Your task: Find every line below that contains the word "keyboard" and copy it out.
──────────────────────────────
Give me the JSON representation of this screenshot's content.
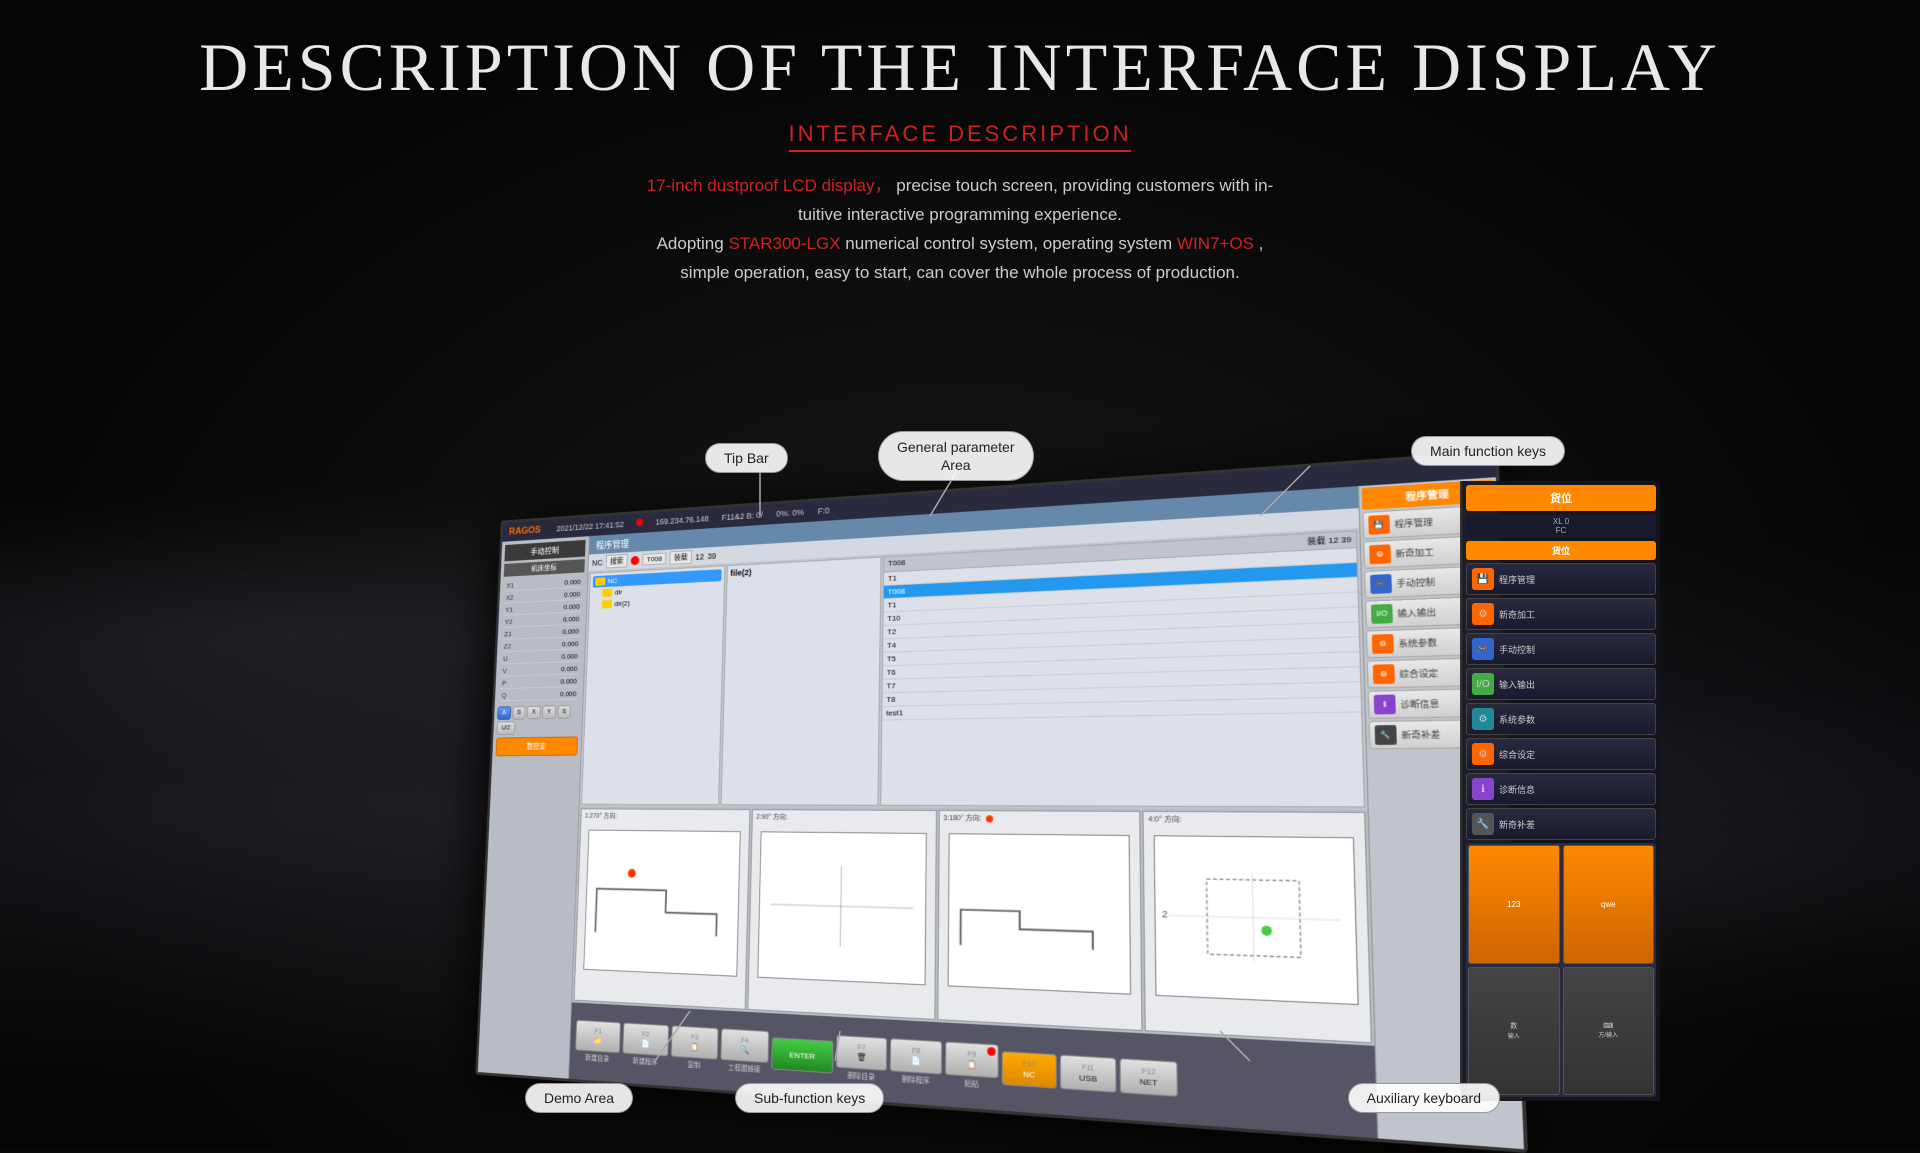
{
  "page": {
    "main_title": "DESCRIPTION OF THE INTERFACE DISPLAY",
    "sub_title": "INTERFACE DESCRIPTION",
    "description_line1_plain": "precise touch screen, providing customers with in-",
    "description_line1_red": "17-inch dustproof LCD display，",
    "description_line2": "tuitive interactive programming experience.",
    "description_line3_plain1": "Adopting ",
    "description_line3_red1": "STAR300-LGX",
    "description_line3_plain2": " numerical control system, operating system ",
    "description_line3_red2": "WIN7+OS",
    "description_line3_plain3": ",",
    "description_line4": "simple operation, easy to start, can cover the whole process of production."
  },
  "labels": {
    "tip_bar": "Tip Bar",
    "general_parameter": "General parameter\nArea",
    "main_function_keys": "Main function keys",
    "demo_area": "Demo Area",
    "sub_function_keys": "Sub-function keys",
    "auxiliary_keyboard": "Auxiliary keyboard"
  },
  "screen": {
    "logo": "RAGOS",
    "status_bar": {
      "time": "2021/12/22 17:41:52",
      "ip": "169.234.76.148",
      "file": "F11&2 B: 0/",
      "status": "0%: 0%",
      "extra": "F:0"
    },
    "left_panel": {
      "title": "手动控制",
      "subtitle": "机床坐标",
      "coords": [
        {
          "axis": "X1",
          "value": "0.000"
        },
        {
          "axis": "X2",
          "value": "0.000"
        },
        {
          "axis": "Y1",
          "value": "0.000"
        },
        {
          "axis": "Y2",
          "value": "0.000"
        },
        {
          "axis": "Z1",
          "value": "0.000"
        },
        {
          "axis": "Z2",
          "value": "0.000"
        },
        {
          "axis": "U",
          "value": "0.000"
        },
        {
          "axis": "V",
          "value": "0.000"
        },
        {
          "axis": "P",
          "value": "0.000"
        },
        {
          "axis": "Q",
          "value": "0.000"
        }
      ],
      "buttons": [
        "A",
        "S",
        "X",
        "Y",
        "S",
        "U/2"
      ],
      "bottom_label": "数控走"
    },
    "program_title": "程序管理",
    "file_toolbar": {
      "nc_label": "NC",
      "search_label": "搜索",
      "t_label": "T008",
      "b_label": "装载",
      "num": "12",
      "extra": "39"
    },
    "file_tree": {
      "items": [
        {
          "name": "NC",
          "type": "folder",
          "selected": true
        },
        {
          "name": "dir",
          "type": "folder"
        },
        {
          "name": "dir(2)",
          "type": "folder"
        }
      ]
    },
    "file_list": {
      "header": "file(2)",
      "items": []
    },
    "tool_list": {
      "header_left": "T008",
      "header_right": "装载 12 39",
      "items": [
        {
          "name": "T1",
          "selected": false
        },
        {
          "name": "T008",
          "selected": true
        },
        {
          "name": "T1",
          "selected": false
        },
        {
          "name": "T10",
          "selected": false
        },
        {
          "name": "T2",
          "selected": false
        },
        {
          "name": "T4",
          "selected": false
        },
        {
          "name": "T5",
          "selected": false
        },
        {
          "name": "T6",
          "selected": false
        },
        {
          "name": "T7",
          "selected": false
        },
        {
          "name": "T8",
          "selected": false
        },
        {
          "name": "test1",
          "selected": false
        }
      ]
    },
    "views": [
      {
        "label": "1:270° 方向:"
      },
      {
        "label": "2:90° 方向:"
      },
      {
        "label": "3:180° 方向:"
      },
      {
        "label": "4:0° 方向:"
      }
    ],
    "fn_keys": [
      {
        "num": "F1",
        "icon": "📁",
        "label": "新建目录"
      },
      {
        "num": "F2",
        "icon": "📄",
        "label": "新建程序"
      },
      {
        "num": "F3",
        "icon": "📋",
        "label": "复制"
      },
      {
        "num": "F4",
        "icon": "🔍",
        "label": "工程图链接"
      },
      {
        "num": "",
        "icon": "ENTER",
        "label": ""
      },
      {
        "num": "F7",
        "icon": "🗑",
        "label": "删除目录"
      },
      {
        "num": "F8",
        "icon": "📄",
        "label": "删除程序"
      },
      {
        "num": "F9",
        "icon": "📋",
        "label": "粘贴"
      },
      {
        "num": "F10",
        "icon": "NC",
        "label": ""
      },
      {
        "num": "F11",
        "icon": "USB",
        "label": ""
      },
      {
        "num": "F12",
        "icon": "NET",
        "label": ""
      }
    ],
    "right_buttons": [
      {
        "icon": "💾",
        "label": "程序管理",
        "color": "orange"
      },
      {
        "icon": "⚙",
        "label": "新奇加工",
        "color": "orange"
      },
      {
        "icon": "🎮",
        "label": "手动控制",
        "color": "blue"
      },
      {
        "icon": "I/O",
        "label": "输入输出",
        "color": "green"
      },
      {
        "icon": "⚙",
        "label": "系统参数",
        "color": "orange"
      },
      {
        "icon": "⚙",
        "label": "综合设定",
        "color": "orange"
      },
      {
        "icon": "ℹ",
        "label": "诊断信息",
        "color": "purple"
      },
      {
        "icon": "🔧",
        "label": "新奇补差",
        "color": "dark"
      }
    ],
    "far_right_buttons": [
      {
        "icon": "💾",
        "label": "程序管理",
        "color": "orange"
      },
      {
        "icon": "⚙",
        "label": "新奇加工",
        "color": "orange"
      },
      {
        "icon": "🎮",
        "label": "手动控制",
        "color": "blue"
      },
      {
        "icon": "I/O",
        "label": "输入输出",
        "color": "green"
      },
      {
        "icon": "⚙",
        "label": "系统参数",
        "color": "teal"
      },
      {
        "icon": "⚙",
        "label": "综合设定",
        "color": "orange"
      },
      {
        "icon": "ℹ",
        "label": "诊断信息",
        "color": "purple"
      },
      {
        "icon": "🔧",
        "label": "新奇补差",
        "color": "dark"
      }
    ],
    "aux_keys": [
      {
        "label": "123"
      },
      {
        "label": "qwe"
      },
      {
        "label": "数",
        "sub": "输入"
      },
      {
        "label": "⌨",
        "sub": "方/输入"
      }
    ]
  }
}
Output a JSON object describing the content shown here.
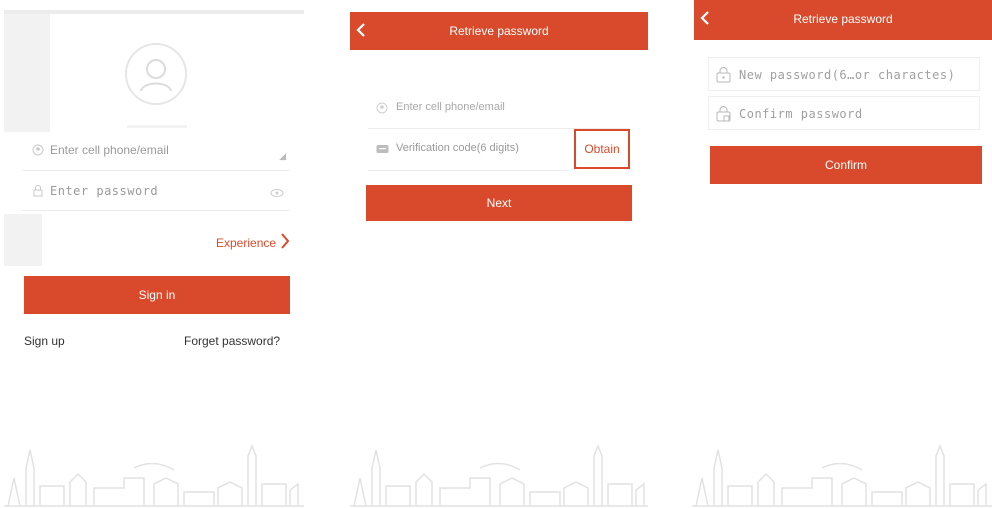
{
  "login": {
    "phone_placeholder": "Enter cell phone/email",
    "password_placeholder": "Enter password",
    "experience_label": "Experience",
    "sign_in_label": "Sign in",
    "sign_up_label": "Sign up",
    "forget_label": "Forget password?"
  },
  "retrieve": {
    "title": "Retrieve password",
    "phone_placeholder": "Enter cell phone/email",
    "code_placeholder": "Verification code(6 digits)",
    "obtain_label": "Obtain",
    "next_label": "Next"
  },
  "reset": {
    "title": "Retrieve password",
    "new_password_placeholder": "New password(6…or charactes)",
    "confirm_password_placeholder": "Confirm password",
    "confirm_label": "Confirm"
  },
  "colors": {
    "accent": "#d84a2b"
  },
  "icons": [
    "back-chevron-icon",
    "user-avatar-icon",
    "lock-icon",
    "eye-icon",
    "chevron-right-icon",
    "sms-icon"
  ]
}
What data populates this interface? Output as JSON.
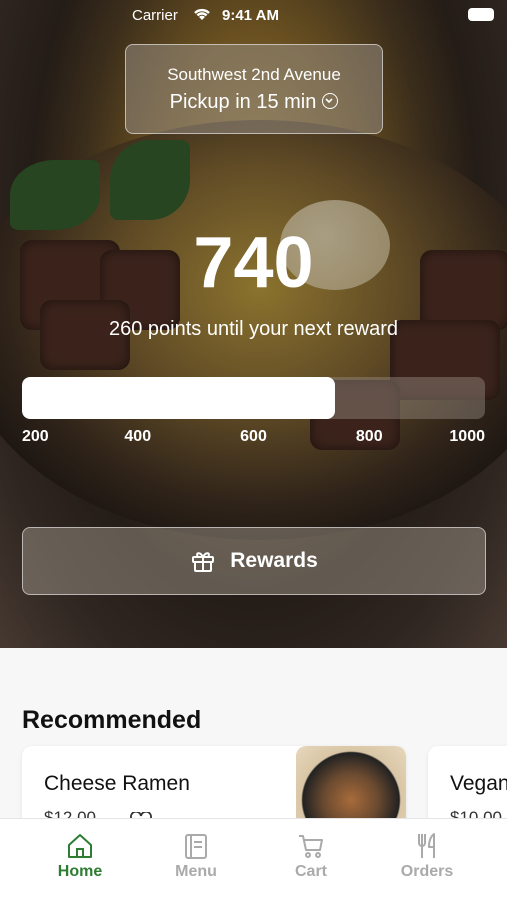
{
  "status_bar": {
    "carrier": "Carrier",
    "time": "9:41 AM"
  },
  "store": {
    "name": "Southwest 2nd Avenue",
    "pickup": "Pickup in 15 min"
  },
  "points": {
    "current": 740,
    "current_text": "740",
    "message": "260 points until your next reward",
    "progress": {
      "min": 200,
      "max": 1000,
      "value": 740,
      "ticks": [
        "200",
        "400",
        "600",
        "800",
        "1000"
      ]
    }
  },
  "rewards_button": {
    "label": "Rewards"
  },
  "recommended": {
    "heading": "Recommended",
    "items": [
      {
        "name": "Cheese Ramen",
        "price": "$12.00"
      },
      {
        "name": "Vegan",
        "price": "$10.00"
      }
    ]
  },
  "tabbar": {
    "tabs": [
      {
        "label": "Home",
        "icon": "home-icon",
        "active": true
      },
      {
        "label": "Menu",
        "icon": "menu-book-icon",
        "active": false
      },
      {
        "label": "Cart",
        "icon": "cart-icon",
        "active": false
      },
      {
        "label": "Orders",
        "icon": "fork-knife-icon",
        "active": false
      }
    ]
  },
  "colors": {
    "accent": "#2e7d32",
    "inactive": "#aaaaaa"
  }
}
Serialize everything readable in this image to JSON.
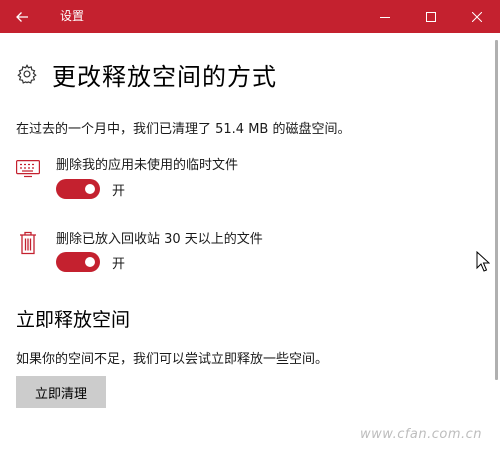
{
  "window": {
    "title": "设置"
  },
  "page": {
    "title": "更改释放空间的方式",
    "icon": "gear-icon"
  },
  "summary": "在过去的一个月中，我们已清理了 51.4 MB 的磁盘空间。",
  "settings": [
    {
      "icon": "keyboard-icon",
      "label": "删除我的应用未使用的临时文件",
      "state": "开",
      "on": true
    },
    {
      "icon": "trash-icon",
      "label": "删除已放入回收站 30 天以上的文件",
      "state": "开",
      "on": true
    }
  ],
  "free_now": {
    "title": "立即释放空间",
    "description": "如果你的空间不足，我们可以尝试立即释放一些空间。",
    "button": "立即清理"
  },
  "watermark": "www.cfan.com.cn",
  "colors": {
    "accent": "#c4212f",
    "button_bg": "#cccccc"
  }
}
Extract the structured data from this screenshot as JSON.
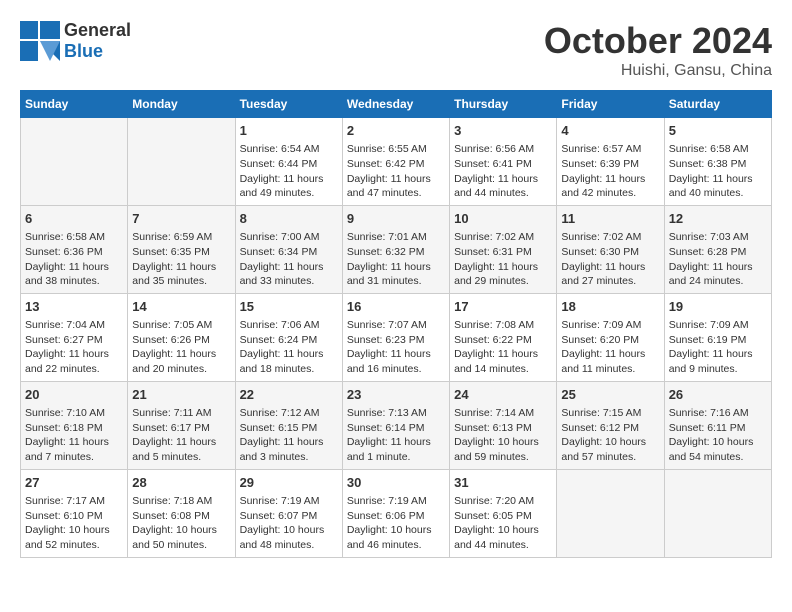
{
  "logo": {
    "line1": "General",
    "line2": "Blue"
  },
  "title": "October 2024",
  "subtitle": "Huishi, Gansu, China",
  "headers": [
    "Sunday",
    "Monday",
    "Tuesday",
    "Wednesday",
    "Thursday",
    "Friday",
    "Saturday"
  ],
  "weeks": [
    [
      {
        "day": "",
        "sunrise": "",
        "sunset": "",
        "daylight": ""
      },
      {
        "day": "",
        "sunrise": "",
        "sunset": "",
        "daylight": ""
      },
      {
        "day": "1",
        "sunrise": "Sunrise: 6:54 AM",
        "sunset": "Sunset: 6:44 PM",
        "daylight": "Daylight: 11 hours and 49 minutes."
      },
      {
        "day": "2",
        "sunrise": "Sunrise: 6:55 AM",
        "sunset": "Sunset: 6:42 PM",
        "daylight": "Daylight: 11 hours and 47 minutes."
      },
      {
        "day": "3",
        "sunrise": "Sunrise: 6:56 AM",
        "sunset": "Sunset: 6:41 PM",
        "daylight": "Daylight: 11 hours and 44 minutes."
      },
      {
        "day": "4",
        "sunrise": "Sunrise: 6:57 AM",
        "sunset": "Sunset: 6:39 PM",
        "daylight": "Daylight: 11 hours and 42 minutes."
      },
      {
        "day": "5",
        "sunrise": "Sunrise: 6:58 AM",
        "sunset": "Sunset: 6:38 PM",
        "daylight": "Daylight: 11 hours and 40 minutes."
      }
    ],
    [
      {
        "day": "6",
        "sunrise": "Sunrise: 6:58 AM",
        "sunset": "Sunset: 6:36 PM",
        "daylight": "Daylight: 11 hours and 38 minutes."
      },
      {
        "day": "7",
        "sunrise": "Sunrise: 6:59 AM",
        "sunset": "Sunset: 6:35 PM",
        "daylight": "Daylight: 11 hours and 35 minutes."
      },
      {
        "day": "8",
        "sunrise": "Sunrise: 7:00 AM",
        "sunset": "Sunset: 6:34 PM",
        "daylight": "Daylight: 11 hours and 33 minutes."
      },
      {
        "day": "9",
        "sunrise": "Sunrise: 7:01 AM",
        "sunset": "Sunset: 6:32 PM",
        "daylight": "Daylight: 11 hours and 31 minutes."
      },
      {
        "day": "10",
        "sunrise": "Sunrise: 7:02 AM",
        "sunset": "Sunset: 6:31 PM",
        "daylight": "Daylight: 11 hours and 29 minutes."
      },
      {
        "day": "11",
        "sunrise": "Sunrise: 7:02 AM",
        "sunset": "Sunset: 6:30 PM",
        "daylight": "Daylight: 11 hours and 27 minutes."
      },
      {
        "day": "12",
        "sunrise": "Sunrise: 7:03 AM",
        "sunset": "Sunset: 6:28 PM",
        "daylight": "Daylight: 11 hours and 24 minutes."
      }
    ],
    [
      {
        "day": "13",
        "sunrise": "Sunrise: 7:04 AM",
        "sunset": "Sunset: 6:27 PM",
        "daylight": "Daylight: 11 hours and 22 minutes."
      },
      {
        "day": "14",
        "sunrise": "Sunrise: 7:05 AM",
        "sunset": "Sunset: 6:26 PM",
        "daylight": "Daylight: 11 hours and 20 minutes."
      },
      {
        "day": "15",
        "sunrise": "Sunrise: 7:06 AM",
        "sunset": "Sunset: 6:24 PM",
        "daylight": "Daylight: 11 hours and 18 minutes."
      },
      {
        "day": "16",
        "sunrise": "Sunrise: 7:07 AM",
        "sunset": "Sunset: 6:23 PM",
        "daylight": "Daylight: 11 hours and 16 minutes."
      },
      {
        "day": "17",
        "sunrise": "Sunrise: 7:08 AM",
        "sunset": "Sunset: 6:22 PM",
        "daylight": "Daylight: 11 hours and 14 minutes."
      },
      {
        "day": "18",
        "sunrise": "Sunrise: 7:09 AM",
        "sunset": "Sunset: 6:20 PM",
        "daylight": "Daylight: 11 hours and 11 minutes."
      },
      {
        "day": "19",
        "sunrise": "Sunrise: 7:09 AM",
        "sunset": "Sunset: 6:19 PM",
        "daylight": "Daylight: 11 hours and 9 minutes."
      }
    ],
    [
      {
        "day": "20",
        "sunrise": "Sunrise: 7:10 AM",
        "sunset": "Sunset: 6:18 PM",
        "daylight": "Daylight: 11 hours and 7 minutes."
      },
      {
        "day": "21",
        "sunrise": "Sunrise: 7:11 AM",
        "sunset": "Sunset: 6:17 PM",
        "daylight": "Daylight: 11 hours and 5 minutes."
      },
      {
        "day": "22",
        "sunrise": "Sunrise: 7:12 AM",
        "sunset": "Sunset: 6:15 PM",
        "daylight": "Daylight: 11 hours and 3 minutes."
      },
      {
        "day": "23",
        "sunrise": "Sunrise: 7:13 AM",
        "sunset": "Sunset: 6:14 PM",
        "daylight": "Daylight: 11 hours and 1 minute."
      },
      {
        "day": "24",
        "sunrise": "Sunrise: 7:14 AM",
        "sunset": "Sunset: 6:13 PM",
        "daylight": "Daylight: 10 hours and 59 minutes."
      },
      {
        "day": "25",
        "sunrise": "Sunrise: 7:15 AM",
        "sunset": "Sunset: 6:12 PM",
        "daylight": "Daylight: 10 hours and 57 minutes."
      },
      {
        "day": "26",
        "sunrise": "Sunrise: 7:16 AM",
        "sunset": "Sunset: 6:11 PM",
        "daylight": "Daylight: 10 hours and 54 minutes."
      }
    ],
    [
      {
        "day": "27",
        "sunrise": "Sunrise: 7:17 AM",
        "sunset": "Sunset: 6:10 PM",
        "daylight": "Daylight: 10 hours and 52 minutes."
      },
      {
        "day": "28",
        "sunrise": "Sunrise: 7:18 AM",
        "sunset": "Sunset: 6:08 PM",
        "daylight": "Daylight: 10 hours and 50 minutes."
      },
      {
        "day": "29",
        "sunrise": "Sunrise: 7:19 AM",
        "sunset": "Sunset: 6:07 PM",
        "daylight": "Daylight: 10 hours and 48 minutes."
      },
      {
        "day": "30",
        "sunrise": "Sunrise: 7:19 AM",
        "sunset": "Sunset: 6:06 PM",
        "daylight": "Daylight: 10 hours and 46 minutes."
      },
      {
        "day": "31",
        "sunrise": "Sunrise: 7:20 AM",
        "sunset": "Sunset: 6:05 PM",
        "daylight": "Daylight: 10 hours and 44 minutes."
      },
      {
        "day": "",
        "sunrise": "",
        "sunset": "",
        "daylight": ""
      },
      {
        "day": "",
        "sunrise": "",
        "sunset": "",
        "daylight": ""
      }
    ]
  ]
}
──────────────────────────────
Exercise response:
    "auxiliary_keyboard": "Auxiliary keyboard"
      "icon": "keyboard-icon",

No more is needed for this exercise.